### Task statement
Images do not belong in the copy. Retype all the entries below exactly.
**** Dataset
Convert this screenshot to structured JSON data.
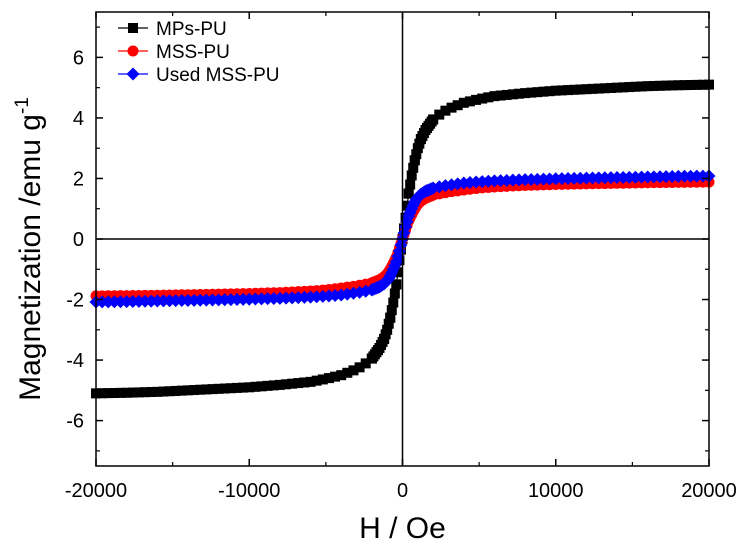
{
  "chart_data": {
    "type": "scatter",
    "title": "",
    "xlabel": "H / Oe",
    "ylabel_main": "Magnetization /emu g",
    "ylabel_sup": "-1",
    "xlim": [
      -20000,
      20000
    ],
    "ylim": [
      -7.5,
      7.5
    ],
    "xticks": [
      -20000,
      -10000,
      0,
      10000,
      20000
    ],
    "xtick_labels": [
      "-20000",
      "-10000",
      "0",
      "10000",
      "20000"
    ],
    "yticks": [
      -6,
      -4,
      -2,
      0,
      2,
      4,
      6
    ],
    "ytick_labels": [
      "-6",
      "-4",
      "-2",
      "0",
      "2",
      "4",
      "6"
    ],
    "grid": false,
    "legend_position": "top-left",
    "series": [
      {
        "name": "MPs-PU",
        "color": "#000000",
        "marker": "square",
        "x": [
          -20000,
          -18000,
          -16000,
          -14000,
          -12000,
          -10000,
          -8000,
          -6000,
          -5000,
          -4000,
          -3000,
          -2500,
          -2000,
          -1500,
          -1200,
          -1000,
          -800,
          -600,
          -400,
          -200,
          -100,
          0,
          100,
          200,
          400,
          600,
          800,
          1000,
          1200,
          1500,
          2000,
          2500,
          3000,
          4000,
          5000,
          6000,
          8000,
          10000,
          12000,
          14000,
          16000,
          18000,
          20000
        ],
        "y": [
          -5.1,
          -5.08,
          -5.05,
          -5.0,
          -4.95,
          -4.9,
          -4.82,
          -4.72,
          -4.62,
          -4.5,
          -4.3,
          -4.15,
          -3.95,
          -3.6,
          -3.3,
          -3.0,
          -2.6,
          -2.1,
          -1.5,
          -0.7,
          -0.35,
          0,
          0.35,
          0.7,
          1.5,
          2.1,
          2.6,
          3.0,
          3.3,
          3.6,
          3.95,
          4.15,
          4.3,
          4.5,
          4.62,
          4.72,
          4.82,
          4.9,
          4.95,
          5.0,
          5.05,
          5.08,
          5.1
        ]
      },
      {
        "name": "MSS-PU",
        "color": "#ff0000",
        "marker": "circle",
        "x": [
          -20000,
          -18000,
          -16000,
          -14000,
          -12000,
          -10000,
          -8000,
          -6000,
          -5000,
          -4000,
          -3000,
          -2500,
          -2000,
          -1500,
          -1200,
          -1000,
          -800,
          -600,
          -400,
          -200,
          -100,
          0,
          100,
          200,
          400,
          600,
          800,
          1000,
          1200,
          1500,
          2000,
          2500,
          3000,
          4000,
          5000,
          6000,
          8000,
          10000,
          12000,
          14000,
          16000,
          18000,
          20000
        ],
        "y": [
          -1.88,
          -1.87,
          -1.86,
          -1.84,
          -1.82,
          -1.8,
          -1.77,
          -1.72,
          -1.68,
          -1.62,
          -1.55,
          -1.5,
          -1.45,
          -1.35,
          -1.25,
          -1.15,
          -1.0,
          -0.8,
          -0.6,
          -0.3,
          -0.15,
          0,
          0.15,
          0.3,
          0.6,
          0.8,
          1.0,
          1.15,
          1.25,
          1.35,
          1.45,
          1.5,
          1.55,
          1.62,
          1.68,
          1.72,
          1.77,
          1.8,
          1.82,
          1.84,
          1.86,
          1.87,
          1.88
        ]
      },
      {
        "name": "Used MSS-PU",
        "color": "#0000ff",
        "marker": "diamond",
        "x": [
          -20000,
          -18000,
          -16000,
          -14000,
          -12000,
          -10000,
          -8000,
          -6000,
          -5000,
          -4000,
          -3000,
          -2500,
          -2000,
          -1500,
          -1200,
          -1000,
          -800,
          -600,
          -400,
          -200,
          -100,
          0,
          100,
          200,
          400,
          600,
          800,
          1000,
          1200,
          1500,
          2000,
          2500,
          3000,
          4000,
          5000,
          6000,
          8000,
          10000,
          12000,
          14000,
          16000,
          18000,
          20000
        ],
        "y": [
          -2.08,
          -2.07,
          -2.05,
          -2.03,
          -2.01,
          -1.99,
          -1.96,
          -1.92,
          -1.89,
          -1.85,
          -1.78,
          -1.74,
          -1.68,
          -1.58,
          -1.48,
          -1.38,
          -1.22,
          -1.0,
          -0.75,
          -0.4,
          -0.2,
          0,
          0.2,
          0.4,
          0.75,
          1.0,
          1.22,
          1.38,
          1.48,
          1.58,
          1.68,
          1.74,
          1.78,
          1.85,
          1.89,
          1.92,
          1.96,
          1.99,
          2.01,
          2.03,
          2.05,
          2.07,
          2.08
        ]
      }
    ]
  }
}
********
### Result
Convert this screenshot to structured JSON data.
{
  "chart_data": {
    "type": "scatter",
    "title": "",
    "xlabel": "H / Oe",
    "ylabel_main": "Magnetization /emu g",
    "ylabel_sup": "-1",
    "xlim": [
      -20000,
      20000
    ],
    "ylim": [
      -7.5,
      7.5
    ],
    "xticks": [
      -20000,
      -10000,
      0,
      10000,
      20000
    ],
    "xtick_labels": [
      "-20000",
      "-10000",
      "0",
      "10000",
      "20000"
    ],
    "yticks": [
      -6,
      -4,
      -2,
      0,
      2,
      4,
      6
    ],
    "ytick_labels": [
      "-6",
      "-4",
      "-2",
      "0",
      "2",
      "4",
      "6"
    ],
    "grid": false,
    "legend_position": "top-left",
    "series": [
      {
        "name": "MPs-PU",
        "color": "#000000",
        "marker": "square",
        "x": [
          -20000,
          -18000,
          -16000,
          -14000,
          -12000,
          -10000,
          -8000,
          -6000,
          -5000,
          -4000,
          -3000,
          -2500,
          -2000,
          -1500,
          -1200,
          -1000,
          -800,
          -600,
          -400,
          -200,
          -100,
          0,
          100,
          200,
          400,
          600,
          800,
          1000,
          1200,
          1500,
          2000,
          2500,
          3000,
          4000,
          5000,
          6000,
          8000,
          10000,
          12000,
          14000,
          16000,
          18000,
          20000
        ],
        "y": [
          -5.1,
          -5.08,
          -5.05,
          -5.0,
          -4.95,
          -4.9,
          -4.82,
          -4.72,
          -4.62,
          -4.5,
          -4.3,
          -4.15,
          -3.95,
          -3.6,
          -3.3,
          -3.0,
          -2.6,
          -2.1,
          -1.5,
          -0.7,
          -0.35,
          0,
          0.35,
          0.7,
          1.5,
          2.1,
          2.6,
          3.0,
          3.3,
          3.6,
          3.95,
          4.15,
          4.3,
          4.5,
          4.62,
          4.72,
          4.82,
          4.9,
          4.95,
          5.0,
          5.05,
          5.08,
          5.1
        ]
      },
      {
        "name": "MSS-PU",
        "color": "#ff0000",
        "marker": "circle",
        "x": [
          -20000,
          -18000,
          -16000,
          -14000,
          -12000,
          -10000,
          -8000,
          -6000,
          -5000,
          -4000,
          -3000,
          -2500,
          -2000,
          -1500,
          -1200,
          -1000,
          -800,
          -600,
          -400,
          -200,
          -100,
          0,
          100,
          200,
          400,
          600,
          800,
          1000,
          1200,
          1500,
          2000,
          2500,
          3000,
          4000,
          5000,
          6000,
          8000,
          10000,
          12000,
          14000,
          16000,
          18000,
          20000
        ],
        "y": [
          -1.88,
          -1.87,
          -1.86,
          -1.84,
          -1.82,
          -1.8,
          -1.77,
          -1.72,
          -1.68,
          -1.62,
          -1.55,
          -1.5,
          -1.45,
          -1.35,
          -1.25,
          -1.15,
          -1.0,
          -0.8,
          -0.6,
          -0.3,
          -0.15,
          0,
          0.15,
          0.3,
          0.6,
          0.8,
          1.0,
          1.15,
          1.25,
          1.35,
          1.45,
          1.5,
          1.55,
          1.62,
          1.68,
          1.72,
          1.77,
          1.8,
          1.82,
          1.84,
          1.86,
          1.87,
          1.88
        ]
      },
      {
        "name": "Used MSS-PU",
        "color": "#0000ff",
        "marker": "diamond",
        "x": [
          -20000,
          -18000,
          -16000,
          -14000,
          -12000,
          -10000,
          -8000,
          -6000,
          -5000,
          -4000,
          -3000,
          -2500,
          -2000,
          -1500,
          -1200,
          -1000,
          -800,
          -600,
          -400,
          -200,
          -100,
          0,
          100,
          200,
          400,
          600,
          800,
          1000,
          1200,
          1500,
          2000,
          2500,
          3000,
          4000,
          5000,
          6000,
          8000,
          10000,
          12000,
          14000,
          16000,
          18000,
          20000
        ],
        "y": [
          -2.08,
          -2.07,
          -2.05,
          -2.03,
          -2.01,
          -1.99,
          -1.96,
          -1.92,
          -1.89,
          -1.85,
          -1.78,
          -1.74,
          -1.68,
          -1.58,
          -1.48,
          -1.38,
          -1.22,
          -1.0,
          -0.75,
          -0.4,
          -0.2,
          0,
          0.2,
          0.4,
          0.75,
          1.0,
          1.22,
          1.38,
          1.48,
          1.58,
          1.68,
          1.74,
          1.78,
          1.85,
          1.89,
          1.92,
          1.96,
          1.99,
          2.01,
          2.03,
          2.05,
          2.07,
          2.08
        ]
      }
    ]
  }
}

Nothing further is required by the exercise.